READING TEXT
————

Monique Kornell's Memories of Bob Whitcomb


Through scrabble I have met people from all walks of life and different ages whom I might ordinarily not have gotten to know, and it was indeed my great good fortune to become friends with Bob Whitcomb and his wife Judith.  Bob, an entomologist, was unfailingly patient with newbies, and I have always thought that his students must have thrived under his tutelage.  I learned some obscure fives from Bob (the hard way) and as giving as he was with beginners, he had a fierce competitive spirit.  I always relished his battle cry of encouragement before a tournament: "Kill, kill, kill!"

Bob was one of those people for whom retirement meant simply having more to do. While keeping up his entomology studies he also developed a passion for oral history and, with Judith, captured the details of a way of life that was soon to be forgotten in the oral histories they recorded and the books they published, such as their edition of Robert Lenon's  It seems like only yesterday: Mining and Mapping in Arizona's first century.   Bob was a seeking soul and expressed this side of himself in poetry.  His poems appeared under the title  Love, Stars, and Deity (2000) and his recently published  In Praise of Spirit   "a synthesis of Native American Spirituality and evolutionary biology expressed in poetry".

Bob and Judith wintered in Patagonia in southern Arizona and spent their summers in West Virginia.  They made the hour's drive up to Tucson to participate in  the Scrabble club scene, and Bob was integral in fostering tournament-style play in Tucson.  He was such a passionate life force that it really is hard to believe that he is gone.  He will be missed.

————

[Collected data]
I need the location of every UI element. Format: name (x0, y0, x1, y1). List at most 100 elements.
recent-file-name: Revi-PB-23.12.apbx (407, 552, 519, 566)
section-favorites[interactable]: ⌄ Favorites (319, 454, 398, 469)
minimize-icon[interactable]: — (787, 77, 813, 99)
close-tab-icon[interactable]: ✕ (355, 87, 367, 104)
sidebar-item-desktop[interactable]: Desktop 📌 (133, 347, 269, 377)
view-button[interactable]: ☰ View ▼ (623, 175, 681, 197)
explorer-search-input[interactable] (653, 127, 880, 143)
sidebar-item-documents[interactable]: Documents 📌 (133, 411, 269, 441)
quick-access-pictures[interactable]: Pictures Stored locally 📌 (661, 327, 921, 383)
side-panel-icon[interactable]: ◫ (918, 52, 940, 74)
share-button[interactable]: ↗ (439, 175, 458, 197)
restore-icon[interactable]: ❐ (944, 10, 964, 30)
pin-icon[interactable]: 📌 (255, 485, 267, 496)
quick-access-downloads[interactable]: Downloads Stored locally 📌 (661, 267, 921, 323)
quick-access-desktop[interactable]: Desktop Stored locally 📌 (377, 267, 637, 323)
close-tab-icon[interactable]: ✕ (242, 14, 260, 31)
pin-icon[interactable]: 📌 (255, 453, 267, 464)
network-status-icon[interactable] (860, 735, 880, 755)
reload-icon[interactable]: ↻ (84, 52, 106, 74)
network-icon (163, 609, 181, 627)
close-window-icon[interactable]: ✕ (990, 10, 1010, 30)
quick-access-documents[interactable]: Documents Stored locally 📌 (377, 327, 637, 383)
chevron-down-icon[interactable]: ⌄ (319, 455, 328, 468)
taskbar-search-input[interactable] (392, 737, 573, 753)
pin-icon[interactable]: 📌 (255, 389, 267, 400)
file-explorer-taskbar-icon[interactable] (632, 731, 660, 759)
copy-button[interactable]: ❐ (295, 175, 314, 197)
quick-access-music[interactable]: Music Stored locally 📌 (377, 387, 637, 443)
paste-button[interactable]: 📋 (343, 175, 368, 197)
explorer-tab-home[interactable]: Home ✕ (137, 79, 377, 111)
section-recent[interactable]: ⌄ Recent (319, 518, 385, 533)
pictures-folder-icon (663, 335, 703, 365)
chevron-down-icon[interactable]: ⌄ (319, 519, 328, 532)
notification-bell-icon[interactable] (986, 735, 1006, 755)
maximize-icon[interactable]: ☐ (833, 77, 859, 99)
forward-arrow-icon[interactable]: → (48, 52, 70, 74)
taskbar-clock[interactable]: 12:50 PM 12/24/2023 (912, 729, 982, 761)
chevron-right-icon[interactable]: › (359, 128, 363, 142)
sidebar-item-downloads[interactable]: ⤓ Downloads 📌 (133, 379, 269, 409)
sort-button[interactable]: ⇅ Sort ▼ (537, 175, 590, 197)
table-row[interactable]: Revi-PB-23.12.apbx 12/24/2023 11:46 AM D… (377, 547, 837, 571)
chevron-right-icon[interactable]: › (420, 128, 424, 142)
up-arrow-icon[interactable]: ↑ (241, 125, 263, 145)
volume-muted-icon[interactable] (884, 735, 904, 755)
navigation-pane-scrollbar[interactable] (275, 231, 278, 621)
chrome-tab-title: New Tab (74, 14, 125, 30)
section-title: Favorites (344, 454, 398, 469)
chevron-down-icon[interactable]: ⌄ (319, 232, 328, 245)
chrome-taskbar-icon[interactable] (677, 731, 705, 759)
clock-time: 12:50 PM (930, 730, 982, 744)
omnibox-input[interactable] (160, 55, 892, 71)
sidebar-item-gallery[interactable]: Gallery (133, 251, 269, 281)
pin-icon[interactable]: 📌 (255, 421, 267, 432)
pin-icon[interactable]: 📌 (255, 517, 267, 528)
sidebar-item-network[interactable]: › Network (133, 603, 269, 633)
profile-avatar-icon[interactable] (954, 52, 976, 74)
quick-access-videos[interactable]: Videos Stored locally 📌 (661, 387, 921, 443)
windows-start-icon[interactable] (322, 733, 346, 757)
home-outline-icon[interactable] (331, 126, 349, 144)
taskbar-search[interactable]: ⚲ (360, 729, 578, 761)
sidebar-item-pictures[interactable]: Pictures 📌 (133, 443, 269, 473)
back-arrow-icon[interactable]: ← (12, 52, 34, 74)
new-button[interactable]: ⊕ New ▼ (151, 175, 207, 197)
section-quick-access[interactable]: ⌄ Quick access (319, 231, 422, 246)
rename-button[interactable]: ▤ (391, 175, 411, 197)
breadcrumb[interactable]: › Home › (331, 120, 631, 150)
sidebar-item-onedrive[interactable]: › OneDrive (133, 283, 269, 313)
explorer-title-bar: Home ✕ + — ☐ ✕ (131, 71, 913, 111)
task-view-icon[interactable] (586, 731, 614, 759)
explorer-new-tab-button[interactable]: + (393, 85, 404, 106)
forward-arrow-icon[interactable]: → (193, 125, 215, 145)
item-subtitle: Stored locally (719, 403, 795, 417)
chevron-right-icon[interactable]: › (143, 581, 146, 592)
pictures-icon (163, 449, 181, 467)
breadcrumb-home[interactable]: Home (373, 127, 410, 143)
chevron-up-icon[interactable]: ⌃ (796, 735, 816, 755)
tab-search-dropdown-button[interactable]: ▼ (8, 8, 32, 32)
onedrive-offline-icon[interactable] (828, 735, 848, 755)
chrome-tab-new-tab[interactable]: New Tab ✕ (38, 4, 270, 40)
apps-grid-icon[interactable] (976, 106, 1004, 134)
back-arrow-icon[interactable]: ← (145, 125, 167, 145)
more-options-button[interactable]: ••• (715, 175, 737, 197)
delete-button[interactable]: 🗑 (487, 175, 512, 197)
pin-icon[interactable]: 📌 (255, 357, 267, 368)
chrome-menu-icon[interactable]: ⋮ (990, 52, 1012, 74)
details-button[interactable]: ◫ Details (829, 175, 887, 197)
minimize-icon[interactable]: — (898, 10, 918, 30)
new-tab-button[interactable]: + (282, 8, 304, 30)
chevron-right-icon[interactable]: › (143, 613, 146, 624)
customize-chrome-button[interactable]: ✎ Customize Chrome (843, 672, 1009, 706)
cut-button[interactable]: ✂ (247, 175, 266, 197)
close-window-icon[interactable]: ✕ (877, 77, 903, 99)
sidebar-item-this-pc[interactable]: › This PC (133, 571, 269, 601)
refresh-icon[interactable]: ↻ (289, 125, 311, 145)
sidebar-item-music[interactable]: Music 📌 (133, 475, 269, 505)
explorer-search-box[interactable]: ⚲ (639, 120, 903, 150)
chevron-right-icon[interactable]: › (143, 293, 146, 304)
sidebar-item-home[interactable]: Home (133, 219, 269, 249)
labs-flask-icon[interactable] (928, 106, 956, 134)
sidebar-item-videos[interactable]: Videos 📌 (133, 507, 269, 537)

————

WORK TASK 1
Print the part of the tribute to Bob Whitcomb that begins at the words "Bob and Judith" and stops after the words "will be missed.".
WORK TASK 2
Does the tribute to Bob Whitcomb agree with each statement below? Answer yes or no for each, and quote the words from the tribute that decide it.
(a) Bob and Judith spent their summers in West Virginia.
(b) Bob worked as a chemist.
(c) Love, Stars, and Deity appeared in 2005.

TASK OUTPUT 1
Bob and Judith wintered in Patagonia in southern Arizona and spent their summers in West Virginia.  They made the hour's drive up to Tucson to participate in  the Scrabble club scene, and Bob was integral in fostering tournament-style play in Tucson.  He was such a passionate life force that it really is hard to believe that he is gone.  He will be missed.

TASK OUTPUT 2
(a) Yes: "spent their summers in West Virginia"
(b) No: "Bob, an entomologist"
(c) No: "Love, Stars, and Deity (2000)"